* Aim: Copy out all the records exactly.

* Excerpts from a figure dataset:
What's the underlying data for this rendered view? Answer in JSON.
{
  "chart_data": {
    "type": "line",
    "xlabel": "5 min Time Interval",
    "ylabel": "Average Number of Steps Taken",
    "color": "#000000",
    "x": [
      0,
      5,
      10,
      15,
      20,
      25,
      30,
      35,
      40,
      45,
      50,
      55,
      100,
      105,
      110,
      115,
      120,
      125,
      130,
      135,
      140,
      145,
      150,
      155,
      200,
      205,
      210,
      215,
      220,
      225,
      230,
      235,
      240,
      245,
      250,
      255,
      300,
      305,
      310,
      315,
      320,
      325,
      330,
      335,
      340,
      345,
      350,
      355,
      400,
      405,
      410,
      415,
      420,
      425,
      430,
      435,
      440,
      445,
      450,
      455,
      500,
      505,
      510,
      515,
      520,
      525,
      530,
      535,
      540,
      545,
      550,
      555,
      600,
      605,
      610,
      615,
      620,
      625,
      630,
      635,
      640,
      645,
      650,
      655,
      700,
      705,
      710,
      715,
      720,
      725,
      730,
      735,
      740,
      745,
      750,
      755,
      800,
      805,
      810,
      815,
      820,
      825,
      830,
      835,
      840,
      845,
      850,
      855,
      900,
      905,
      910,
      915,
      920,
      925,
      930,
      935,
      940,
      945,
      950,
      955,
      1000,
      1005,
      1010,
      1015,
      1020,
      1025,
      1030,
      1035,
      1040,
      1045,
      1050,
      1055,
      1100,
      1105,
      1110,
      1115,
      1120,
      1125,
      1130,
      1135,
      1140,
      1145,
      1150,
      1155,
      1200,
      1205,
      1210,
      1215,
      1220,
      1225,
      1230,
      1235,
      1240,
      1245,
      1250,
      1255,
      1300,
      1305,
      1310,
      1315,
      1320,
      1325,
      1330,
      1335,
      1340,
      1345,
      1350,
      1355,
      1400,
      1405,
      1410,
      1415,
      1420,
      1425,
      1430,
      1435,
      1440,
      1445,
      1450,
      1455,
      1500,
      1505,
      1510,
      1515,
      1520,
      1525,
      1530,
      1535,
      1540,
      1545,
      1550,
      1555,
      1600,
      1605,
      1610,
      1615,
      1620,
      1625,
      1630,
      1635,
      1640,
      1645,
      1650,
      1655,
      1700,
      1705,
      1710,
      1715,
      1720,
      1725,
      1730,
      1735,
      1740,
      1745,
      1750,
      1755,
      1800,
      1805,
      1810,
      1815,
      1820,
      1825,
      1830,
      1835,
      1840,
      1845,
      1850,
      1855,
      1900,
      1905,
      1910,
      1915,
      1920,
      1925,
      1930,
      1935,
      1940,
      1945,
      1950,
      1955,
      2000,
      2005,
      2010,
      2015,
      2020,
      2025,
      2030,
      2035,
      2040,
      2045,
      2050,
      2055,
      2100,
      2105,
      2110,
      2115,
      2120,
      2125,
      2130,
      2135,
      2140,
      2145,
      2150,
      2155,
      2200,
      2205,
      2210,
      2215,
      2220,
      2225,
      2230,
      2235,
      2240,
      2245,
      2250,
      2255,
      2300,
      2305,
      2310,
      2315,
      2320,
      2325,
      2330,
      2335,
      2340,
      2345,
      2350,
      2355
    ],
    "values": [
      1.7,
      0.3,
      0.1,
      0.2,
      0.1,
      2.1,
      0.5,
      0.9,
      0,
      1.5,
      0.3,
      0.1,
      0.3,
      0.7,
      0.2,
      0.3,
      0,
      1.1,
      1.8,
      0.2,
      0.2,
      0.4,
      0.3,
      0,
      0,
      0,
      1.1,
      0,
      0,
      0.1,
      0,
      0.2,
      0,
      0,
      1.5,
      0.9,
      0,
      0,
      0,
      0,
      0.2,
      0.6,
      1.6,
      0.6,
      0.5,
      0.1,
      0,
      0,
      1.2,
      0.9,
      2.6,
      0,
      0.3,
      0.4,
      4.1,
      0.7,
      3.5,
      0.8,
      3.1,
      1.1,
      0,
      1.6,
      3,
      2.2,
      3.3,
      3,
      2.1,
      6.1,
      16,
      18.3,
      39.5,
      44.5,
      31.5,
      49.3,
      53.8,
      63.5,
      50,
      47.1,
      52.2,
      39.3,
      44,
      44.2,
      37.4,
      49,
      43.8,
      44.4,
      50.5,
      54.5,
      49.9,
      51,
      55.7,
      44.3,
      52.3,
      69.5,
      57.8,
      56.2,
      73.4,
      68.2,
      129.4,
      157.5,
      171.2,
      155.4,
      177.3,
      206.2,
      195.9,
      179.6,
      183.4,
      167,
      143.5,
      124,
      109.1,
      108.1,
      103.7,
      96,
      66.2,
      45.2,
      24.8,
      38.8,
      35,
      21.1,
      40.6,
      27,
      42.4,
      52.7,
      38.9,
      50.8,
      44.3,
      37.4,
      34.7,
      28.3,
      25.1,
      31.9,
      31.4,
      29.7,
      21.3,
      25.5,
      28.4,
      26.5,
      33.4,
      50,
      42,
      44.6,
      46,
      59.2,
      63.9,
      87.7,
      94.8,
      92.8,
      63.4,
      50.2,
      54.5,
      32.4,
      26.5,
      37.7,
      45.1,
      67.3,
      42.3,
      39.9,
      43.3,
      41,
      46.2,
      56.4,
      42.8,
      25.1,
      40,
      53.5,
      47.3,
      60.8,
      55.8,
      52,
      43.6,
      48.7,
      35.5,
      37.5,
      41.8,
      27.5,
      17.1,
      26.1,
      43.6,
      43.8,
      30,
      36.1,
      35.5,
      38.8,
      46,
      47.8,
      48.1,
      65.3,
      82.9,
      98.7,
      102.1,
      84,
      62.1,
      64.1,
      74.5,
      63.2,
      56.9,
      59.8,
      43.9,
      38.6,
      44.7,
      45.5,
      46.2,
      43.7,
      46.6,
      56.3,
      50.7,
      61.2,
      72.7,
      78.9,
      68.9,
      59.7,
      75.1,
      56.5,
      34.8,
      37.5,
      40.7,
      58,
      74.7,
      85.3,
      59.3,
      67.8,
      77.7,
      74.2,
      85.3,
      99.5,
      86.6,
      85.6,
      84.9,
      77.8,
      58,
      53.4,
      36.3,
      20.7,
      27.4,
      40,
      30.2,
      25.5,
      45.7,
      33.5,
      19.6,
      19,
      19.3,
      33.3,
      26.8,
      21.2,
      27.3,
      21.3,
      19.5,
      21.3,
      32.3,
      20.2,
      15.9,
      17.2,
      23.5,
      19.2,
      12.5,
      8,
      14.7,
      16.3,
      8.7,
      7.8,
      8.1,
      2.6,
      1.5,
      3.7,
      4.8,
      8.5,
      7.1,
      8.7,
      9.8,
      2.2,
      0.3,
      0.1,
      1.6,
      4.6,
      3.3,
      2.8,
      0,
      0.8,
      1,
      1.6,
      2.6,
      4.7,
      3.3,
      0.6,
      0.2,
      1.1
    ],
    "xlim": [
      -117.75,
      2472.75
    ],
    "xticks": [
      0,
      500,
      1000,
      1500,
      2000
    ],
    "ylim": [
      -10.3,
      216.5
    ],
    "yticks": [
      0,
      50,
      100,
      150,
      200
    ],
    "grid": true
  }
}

* Answer for this exercise:
What's the underlying data for this rendered view? Answer in JSON.
{
  "chart_data": {
    "type": "line",
    "xlabel": "5 min Time Interval",
    "ylabel": "Average Number of Steps Taken",
    "color": "#000000",
    "x": [
      0,
      5,
      10,
      15,
      20,
      25,
      30,
      35,
      40,
      45,
      50,
      55,
      100,
      105,
      110,
      115,
      120,
      125,
      130,
      135,
      140,
      145,
      150,
      155,
      200,
      205,
      210,
      215,
      220,
      225,
      230,
      235,
      240,
      245,
      250,
      255,
      300,
      305,
      310,
      315,
      320,
      325,
      330,
      335,
      340,
      345,
      350,
      355,
      400,
      405,
      410,
      415,
      420,
      425,
      430,
      435,
      440,
      445,
      450,
      455,
      500,
      505,
      510,
      515,
      520,
      525,
      530,
      535,
      540,
      545,
      550,
      555,
      600,
      605,
      610,
      615,
      620,
      625,
      630,
      635,
      640,
      645,
      650,
      655,
      700,
      705,
      710,
      715,
      720,
      725,
      730,
      735,
      740,
      745,
      750,
      755,
      800,
      805,
      810,
      815,
      820,
      825,
      830,
      835,
      840,
      845,
      850,
      855,
      900,
      905,
      910,
      915,
      920,
      925,
      930,
      935,
      940,
      945,
      950,
      955,
      1000,
      1005,
      1010,
      1015,
      1020,
      1025,
      1030,
      1035,
      1040,
      1045,
      1050,
      1055,
      1100,
      1105,
      1110,
      1115,
      1120,
      1125,
      1130,
      1135,
      1140,
      1145,
      1150,
      1155,
      1200,
      1205,
      1210,
      1215,
      1220,
      1225,
      1230,
      1235,
      1240,
      1245,
      1250,
      1255,
      1300,
      1305,
      1310,
      1315,
      1320,
      1325,
      1330,
      1335,
      1340,
      1345,
      1350,
      1355,
      1400,
      1405,
      1410,
      1415,
      1420,
      1425,
      1430,
      1435,
      1440,
      1445,
      1450,
      1455,
      1500,
      1505,
      1510,
      1515,
      1520,
      1525,
      1530,
      1535,
      1540,
      1545,
      1550,
      1555,
      1600,
      1605,
      1610,
      1615,
      1620,
      1625,
      1630,
      1635,
      1640,
      1645,
      1650,
      1655,
      1700,
      1705,
      1710,
      1715,
      1720,
      1725,
      1730,
      1735,
      1740,
      1745,
      1750,
      1755,
      1800,
      1805,
      1810,
      1815,
      1820,
      1825,
      1830,
      1835,
      1840,
      1845,
      1850,
      1855,
      1900,
      1905,
      1910,
      1915,
      1920,
      1925,
      1930,
      1935,
      1940,
      1945,
      1950,
      1955,
      2000,
      2005,
      2010,
      2015,
      2020,
      2025,
      2030,
      2035,
      2040,
      2045,
      2050,
      2055,
      2100,
      2105,
      2110,
      2115,
      2120,
      2125,
      2130,
      2135,
      2140,
      2145,
      2150,
      2155,
      2200,
      2205,
      2210,
      2215,
      2220,
      2225,
      2230,
      2235,
      2240,
      2245,
      2250,
      2255,
      2300,
      2305,
      2310,
      2315,
      2320,
      2325,
      2330,
      2335,
      2340,
      2345,
      2350,
      2355
    ],
    "values": [
      1.7,
      0.3,
      0.1,
      0.2,
      0.1,
      2.1,
      0.5,
      0.9,
      0,
      1.5,
      0.3,
      0.1,
      0.3,
      0.7,
      0.2,
      0.3,
      0,
      1.1,
      1.8,
      0.2,
      0.2,
      0.4,
      0.3,
      0,
      0,
      0,
      1.1,
      0,
      0,
      0.1,
      0,
      0.2,
      0,
      0,
      1.5,
      0.9,
      0,
      0,
      0,
      0,
      0.2,
      0.6,
      1.6,
      0.6,
      0.5,
      0.1,
      0,
      0,
      1.2,
      0.9,
      2.6,
      0,
      0.3,
      0.4,
      4.1,
      0.7,
      3.5,
      0.8,
      3.1,
      1.1,
      0,
      1.6,
      3,
      2.2,
      3.3,
      3,
      2.1,
      6.1,
      16,
      18.3,
      39.5,
      44.5,
      31.5,
      49.3,
      53.8,
      63.5,
      50,
      47.1,
      52.2,
      39.3,
      44,
      44.2,
      37.4,
      49,
      43.8,
      44.4,
      50.5,
      54.5,
      49.9,
      51,
      55.7,
      44.3,
      52.3,
      69.5,
      57.8,
      56.2,
      73.4,
      68.2,
      129.4,
      157.5,
      171.2,
      155.4,
      177.3,
      206.2,
      195.9,
      179.6,
      183.4,
      167,
      143.5,
      124,
      109.1,
      108.1,
      103.7,
      96,
      66.2,
      45.2,
      24.8,
      38.8,
      35,
      21.1,
      40.6,
      27,
      42.4,
      52.7,
      38.9,
      50.8,
      44.3,
      37.4,
      34.7,
      28.3,
      25.1,
      31.9,
      31.4,
      29.7,
      21.3,
      25.5,
      28.4,
      26.5,
      33.4,
      50,
      42,
      44.6,
      46,
      59.2,
      63.9,
      87.7,
      94.8,
      92.8,
      63.4,
      50.2,
      54.5,
      32.4,
      26.5,
      37.7,
      45.1,
      67.3,
      42.3,
      39.9,
      43.3,
      41,
      46.2,
      56.4,
      42.8,
      25.1,
      40,
      53.5,
      47.3,
      60.8,
      55.8,
      52,
      43.6,
      48.7,
      35.5,
      37.5,
      41.8,
      27.5,
      17.1,
      26.1,
      43.6,
      43.8,
      30,
      36.1,
      35.5,
      38.8,
      46,
      47.8,
      48.1,
      65.3,
      82.9,
      98.7,
      102.1,
      84,
      62.1,
      64.1,
      74.5,
      63.2,
      56.9,
      59.8,
      43.9,
      38.6,
      44.7,
      45.5,
      46.2,
      43.7,
      46.6,
      56.3,
      50.7,
      61.2,
      72.7,
      78.9,
      68.9,
      59.7,
      75.1,
      56.5,
      34.8,
      37.5,
      40.7,
      58,
      74.7,
      85.3,
      59.3,
      67.8,
      77.7,
      74.2,
      85.3,
      99.5,
      86.6,
      85.6,
      84.9,
      77.8,
      58,
      53.4,
      36.3,
      20.7,
      27.4,
      40,
      30.2,
      25.5,
      45.7,
      33.5,
      19.6,
      19,
      19.3,
      33.3,
      26.8,
      21.2,
      27.3,
      21.3,
      19.5,
      21.3,
      32.3,
      20.2,
      15.9,
      17.2,
      23.5,
      19.2,
      12.5,
      8,
      14.7,
      16.3,
      8.7,
      7.8,
      8.1,
      2.6,
      1.5,
      3.7,
      4.8,
      8.5,
      7.1,
      8.7,
      9.8,
      2.2,
      0.3,
      0.1,
      1.6,
      4.6,
      3.3,
      2.8,
      0,
      0.8,
      1,
      1.6,
      2.6,
      4.7,
      3.3,
      0.6,
      0.2,
      1.1
    ],
    "xlim": [
      -117.75,
      2472.75
    ],
    "xticks": [
      0,
      500,
      1000,
      1500,
      2000
    ],
    "ylim": [
      -10.3,
      216.5
    ],
    "yticks": [
      0,
      50,
      100,
      150,
      200
    ],
    "grid": true
  }
}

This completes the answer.